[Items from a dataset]
--
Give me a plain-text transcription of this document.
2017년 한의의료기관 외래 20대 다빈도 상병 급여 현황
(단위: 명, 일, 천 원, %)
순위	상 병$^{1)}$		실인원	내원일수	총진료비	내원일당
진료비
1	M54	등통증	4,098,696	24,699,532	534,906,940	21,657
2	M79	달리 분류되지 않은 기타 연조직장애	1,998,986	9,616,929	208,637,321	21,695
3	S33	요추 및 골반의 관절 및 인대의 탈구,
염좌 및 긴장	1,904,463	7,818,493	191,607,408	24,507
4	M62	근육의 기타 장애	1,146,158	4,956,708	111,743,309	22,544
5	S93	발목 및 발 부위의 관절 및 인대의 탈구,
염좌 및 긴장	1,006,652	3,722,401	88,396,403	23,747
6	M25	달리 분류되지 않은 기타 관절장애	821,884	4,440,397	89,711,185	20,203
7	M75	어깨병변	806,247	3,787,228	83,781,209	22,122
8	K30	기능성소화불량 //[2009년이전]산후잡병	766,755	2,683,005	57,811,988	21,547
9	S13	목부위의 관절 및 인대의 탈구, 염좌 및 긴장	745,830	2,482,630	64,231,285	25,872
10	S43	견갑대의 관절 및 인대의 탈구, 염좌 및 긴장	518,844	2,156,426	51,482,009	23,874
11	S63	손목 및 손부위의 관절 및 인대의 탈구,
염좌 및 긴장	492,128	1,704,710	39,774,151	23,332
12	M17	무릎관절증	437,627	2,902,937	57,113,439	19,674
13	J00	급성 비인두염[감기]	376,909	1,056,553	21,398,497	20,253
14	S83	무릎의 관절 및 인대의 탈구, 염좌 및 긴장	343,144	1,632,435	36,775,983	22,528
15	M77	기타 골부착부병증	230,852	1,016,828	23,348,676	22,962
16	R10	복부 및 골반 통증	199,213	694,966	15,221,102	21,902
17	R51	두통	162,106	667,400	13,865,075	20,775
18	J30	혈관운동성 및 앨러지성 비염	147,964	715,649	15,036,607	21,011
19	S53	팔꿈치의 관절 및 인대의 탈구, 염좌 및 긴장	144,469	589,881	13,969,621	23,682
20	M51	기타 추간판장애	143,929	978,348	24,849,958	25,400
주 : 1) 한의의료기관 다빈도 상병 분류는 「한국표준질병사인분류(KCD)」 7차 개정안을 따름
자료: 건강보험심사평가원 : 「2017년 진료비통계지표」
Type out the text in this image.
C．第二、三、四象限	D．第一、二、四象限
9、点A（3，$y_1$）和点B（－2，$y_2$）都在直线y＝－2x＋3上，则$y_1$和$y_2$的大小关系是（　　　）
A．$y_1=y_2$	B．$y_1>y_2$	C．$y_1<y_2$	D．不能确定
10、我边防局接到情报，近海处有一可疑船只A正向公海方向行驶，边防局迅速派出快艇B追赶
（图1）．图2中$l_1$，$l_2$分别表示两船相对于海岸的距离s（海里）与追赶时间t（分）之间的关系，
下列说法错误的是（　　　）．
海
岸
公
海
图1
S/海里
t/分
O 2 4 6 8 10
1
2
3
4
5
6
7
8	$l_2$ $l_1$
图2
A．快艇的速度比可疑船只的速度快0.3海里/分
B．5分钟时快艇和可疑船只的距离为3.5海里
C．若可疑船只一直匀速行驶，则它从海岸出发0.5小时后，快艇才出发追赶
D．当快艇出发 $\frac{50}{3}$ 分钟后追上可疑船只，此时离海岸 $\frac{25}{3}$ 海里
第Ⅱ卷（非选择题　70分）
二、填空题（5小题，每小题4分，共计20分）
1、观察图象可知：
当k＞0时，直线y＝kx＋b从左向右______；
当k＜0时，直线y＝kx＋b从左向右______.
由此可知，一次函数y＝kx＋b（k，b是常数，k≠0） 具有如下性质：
--
Written task:
Search the data for the string "분류되지". List each line that has it.

Written reply:
2	M79	달리 분류되지 않은 기타 연조직장애	1,998,986	9,616,929	208,637,321	21,695
6	M25	달리 분류되지 않은 기타 관절장애	821,884	4,440,397	89,711,185	20,203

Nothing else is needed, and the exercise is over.